*What you need to do*. Retype all of the data exactly as given.

=== Exercise material ===

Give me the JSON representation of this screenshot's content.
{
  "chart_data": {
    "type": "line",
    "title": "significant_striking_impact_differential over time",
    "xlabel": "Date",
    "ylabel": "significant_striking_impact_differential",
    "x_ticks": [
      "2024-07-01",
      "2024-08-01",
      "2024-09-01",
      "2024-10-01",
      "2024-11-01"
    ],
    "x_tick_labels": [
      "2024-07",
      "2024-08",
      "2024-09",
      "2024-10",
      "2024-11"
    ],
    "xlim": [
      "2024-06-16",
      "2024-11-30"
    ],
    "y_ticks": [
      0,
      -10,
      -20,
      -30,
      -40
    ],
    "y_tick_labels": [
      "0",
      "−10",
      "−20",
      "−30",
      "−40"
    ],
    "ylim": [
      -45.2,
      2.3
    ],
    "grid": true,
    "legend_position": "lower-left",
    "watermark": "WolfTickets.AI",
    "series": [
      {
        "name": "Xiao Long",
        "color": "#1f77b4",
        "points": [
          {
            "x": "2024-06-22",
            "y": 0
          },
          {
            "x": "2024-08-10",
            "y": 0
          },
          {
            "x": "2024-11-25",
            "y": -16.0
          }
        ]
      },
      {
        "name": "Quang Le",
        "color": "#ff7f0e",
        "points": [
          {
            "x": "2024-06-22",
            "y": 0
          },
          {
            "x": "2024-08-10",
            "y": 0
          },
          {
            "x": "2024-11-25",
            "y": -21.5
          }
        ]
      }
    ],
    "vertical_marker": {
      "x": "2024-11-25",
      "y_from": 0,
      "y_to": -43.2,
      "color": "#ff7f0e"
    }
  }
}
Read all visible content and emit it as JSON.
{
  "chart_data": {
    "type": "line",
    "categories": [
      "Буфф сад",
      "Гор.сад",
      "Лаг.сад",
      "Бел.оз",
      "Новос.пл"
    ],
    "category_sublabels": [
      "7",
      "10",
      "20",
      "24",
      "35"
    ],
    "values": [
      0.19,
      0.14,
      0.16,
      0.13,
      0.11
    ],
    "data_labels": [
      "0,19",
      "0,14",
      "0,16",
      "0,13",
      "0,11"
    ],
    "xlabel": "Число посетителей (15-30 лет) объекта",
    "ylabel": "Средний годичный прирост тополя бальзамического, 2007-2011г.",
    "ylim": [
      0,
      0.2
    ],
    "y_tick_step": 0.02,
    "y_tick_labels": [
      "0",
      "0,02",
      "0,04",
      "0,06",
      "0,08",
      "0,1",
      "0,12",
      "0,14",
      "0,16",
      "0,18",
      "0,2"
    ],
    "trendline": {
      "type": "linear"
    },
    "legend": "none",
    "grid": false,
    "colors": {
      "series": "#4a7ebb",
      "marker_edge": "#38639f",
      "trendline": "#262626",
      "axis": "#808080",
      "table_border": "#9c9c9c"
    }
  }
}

===

*Task answer*.
Give me the JSON representation of this screenshot's content.
{
  "chart_data": {
    "type": "line",
    "title": "significant_striking_impact_differential over time",
    "xlabel": "Date",
    "ylabel": "significant_striking_impact_differential",
    "x_ticks": [
      "2024-07-01",
      "2024-08-01",
      "2024-09-01",
      "2024-10-01",
      "2024-11-01"
    ],
    "x_tick_labels": [
      "2024-07",
      "2024-08",
      "2024-09",
      "2024-10",
      "2024-11"
    ],
    "xlim": [
      "2024-06-16",
      "2024-11-30"
    ],
    "y_ticks": [
      0,
      -10,
      -20,
      -30,
      -40
    ],
    "y_tick_labels": [
      "0",
      "−10",
      "−20",
      "−30",
      "−40"
    ],
    "ylim": [
      -45.2,
      2.3
    ],
    "grid": true,
    "legend_position": "lower-left",
    "watermark": "WolfTickets.AI",
    "series": [
      {
        "name": "Xiao Long",
        "color": "#1f77b4",
        "points": [
          {
            "x": "2024-06-22",
            "y": 0
          },
          {
            "x": "2024-08-10",
            "y": 0
          },
          {
            "x": "2024-11-25",
            "y": -16.0
          }
        ]
      },
      {
        "name": "Quang Le",
        "color": "#ff7f0e",
        "points": [
          {
            "x": "2024-06-22",
            "y": 0
          },
          {
            "x": "2024-08-10",
            "y": 0
          },
          {
            "x": "2024-11-25",
            "y": -21.5
          }
        ]
      }
    ],
    "vertical_marker": {
      "x": "2024-11-25",
      "y_from": 0,
      "y_to": -43.2,
      "color": "#ff7f0e"
    }
  }
}
Read all visible content and emit it as JSON.
{
  "chart_data": {
    "type": "line",
    "categories": [
      "Буфф сад",
      "Гор.сад",
      "Лаг.сад",
      "Бел.оз",
      "Новос.пл"
    ],
    "category_sublabels": [
      "7",
      "10",
      "20",
      "24",
      "35"
    ],
    "values": [
      0.19,
      0.14,
      0.16,
      0.13,
      0.11
    ],
    "data_labels": [
      "0,19",
      "0,14",
      "0,16",
      "0,13",
      "0,11"
    ],
    "xlabel": "Число посетителей (15-30 лет) объекта",
    "ylabel": "Средний годичный прирост тополя бальзамического, 2007-2011г.",
    "ylim": [
      0,
      0.2
    ],
    "y_tick_step": 0.02,
    "y_tick_labels": [
      "0",
      "0,02",
      "0,04",
      "0,06",
      "0,08",
      "0,1",
      "0,12",
      "0,14",
      "0,16",
      "0,18",
      "0,2"
    ],
    "trendline": {
      "type": "linear"
    },
    "legend": "none",
    "grid": false,
    "colors": {
      "series": "#4a7ebb",
      "marker_edge": "#38639f",
      "trendline": "#262626",
      "axis": "#808080",
      "table_border": "#9c9c9c"
    }
  }
}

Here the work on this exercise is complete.